→ TO DO
Could you write out the records below exactly as they appear?

━━━━━━━━━━━━━━━━━━━━━━━━━━━━━━

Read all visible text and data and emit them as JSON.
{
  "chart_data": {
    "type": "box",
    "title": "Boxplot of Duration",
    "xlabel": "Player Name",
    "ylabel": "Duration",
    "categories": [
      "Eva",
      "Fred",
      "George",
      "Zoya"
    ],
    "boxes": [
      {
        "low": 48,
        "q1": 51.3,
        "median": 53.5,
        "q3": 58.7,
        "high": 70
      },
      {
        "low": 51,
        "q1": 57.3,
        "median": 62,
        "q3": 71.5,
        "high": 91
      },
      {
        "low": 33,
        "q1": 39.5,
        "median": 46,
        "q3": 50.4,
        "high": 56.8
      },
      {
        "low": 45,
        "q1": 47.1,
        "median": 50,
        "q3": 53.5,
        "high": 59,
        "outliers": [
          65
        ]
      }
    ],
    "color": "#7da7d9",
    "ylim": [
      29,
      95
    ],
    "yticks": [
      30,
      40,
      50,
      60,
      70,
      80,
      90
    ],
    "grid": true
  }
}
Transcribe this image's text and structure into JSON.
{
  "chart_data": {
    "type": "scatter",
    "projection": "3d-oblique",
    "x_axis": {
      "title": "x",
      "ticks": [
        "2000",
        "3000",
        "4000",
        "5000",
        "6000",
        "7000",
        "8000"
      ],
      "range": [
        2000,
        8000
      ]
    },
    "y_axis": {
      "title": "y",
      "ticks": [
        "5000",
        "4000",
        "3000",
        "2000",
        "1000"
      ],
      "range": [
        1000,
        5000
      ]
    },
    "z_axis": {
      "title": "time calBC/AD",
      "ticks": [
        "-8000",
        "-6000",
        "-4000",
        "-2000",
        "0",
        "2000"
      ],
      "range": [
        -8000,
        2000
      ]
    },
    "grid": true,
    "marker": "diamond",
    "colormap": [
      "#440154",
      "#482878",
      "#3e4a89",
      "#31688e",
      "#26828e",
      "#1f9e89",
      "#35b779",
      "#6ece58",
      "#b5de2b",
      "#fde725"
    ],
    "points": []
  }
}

━━━━━━━━━━━━━━━━━━━━━━━━━━━━━━

→ EXERCISE OUTPUT
Read all visible text and data and emit them as JSON.
{
  "chart_data": {
    "type": "box",
    "title": "Boxplot of Duration",
    "xlabel": "Player Name",
    "ylabel": "Duration",
    "categories": [
      "Eva",
      "Fred",
      "George",
      "Zoya"
    ],
    "boxes": [
      {
        "low": 48,
        "q1": 51.3,
        "median": 53.5,
        "q3": 58.7,
        "high": 70
      },
      {
        "low": 51,
        "q1": 57.3,
        "median": 62,
        "q3": 71.5,
        "high": 91
      },
      {
        "low": 33,
        "q1": 39.5,
        "median": 46,
        "q3": 50.4,
        "high": 56.8
      },
      {
        "low": 45,
        "q1": 47.1,
        "median": 50,
        "q3": 53.5,
        "high": 59,
        "outliers": [
          65
        ]
      }
    ],
    "color": "#7da7d9",
    "ylim": [
      29,
      95
    ],
    "yticks": [
      30,
      40,
      50,
      60,
      70,
      80,
      90
    ],
    "grid": true
  }
}
Transcribe this image's text and structure into JSON.
{
  "chart_data": {
    "type": "scatter",
    "projection": "3d-oblique",
    "x_axis": {
      "title": "x",
      "ticks": [
        "2000",
        "3000",
        "4000",
        "5000",
        "6000",
        "7000",
        "8000"
      ],
      "range": [
        2000,
        8000
      ]
    },
    "y_axis": {
      "title": "y",
      "ticks": [
        "5000",
        "4000",
        "3000",
        "2000",
        "1000"
      ],
      "range": [
        1000,
        5000
      ]
    },
    "z_axis": {
      "title": "time calBC/AD",
      "ticks": [
        "-8000",
        "-6000",
        "-4000",
        "-2000",
        "0",
        "2000"
      ],
      "range": [
        -8000,
        2000
      ]
    },
    "grid": true,
    "marker": "diamond",
    "colormap": [
      "#440154",
      "#482878",
      "#3e4a89",
      "#31688e",
      "#26828e",
      "#1f9e89",
      "#35b779",
      "#6ece58",
      "#b5de2b",
      "#fde725"
    ],
    "points": []
  }
}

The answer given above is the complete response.